═════ ROWS ═════

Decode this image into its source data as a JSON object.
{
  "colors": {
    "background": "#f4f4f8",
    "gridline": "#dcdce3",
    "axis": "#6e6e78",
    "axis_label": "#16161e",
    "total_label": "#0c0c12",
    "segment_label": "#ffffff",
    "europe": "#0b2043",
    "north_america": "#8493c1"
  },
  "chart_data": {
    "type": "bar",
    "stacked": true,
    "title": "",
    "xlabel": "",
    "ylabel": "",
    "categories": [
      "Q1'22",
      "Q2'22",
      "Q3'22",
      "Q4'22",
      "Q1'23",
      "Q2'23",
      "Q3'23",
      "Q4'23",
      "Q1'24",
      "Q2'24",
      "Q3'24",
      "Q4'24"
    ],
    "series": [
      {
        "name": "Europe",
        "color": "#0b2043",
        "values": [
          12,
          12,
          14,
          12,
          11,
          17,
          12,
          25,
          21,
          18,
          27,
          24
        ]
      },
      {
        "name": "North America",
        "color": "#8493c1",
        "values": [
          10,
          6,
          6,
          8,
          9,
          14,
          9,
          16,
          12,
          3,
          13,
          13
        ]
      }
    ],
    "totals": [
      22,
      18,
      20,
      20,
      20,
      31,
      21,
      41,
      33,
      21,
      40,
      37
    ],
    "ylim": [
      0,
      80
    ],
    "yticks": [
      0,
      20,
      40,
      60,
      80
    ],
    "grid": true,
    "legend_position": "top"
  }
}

═════

[STATED PROBLEM]
Every entry must be retyped in full, exactly as given.

[RESPONSE TO THE TASK]
Decode this image into its source data as a JSON object.
{
  "colors": {
    "background": "#f4f4f8",
    "gridline": "#dcdce3",
    "axis": "#6e6e78",
    "axis_label": "#16161e",
    "total_label": "#0c0c12",
    "segment_label": "#ffffff",
    "europe": "#0b2043",
    "north_america": "#8493c1"
  },
  "chart_data": {
    "type": "bar",
    "stacked": true,
    "title": "",
    "xlabel": "",
    "ylabel": "",
    "categories": [
      "Q1'22",
      "Q2'22",
      "Q3'22",
      "Q4'22",
      "Q1'23",
      "Q2'23",
      "Q3'23",
      "Q4'23",
      "Q1'24",
      "Q2'24",
      "Q3'24",
      "Q4'24"
    ],
    "series": [
      {
        "name": "Europe",
        "color": "#0b2043",
        "values": [
          12,
          12,
          14,
          12,
          11,
          17,
          12,
          25,
          21,
          18,
          27,
          24
        ]
      },
      {
        "name": "North America",
        "color": "#8493c1",
        "values": [
          10,
          6,
          6,
          8,
          9,
          14,
          9,
          16,
          12,
          3,
          13,
          13
        ]
      }
    ],
    "totals": [
      22,
      18,
      20,
      20,
      20,
      31,
      21,
      41,
      33,
      21,
      40,
      37
    ],
    "ylim": [
      0,
      80
    ],
    "yticks": [
      0,
      20,
      40,
      60,
      80
    ],
    "grid": true,
    "legend_position": "top"
  }
}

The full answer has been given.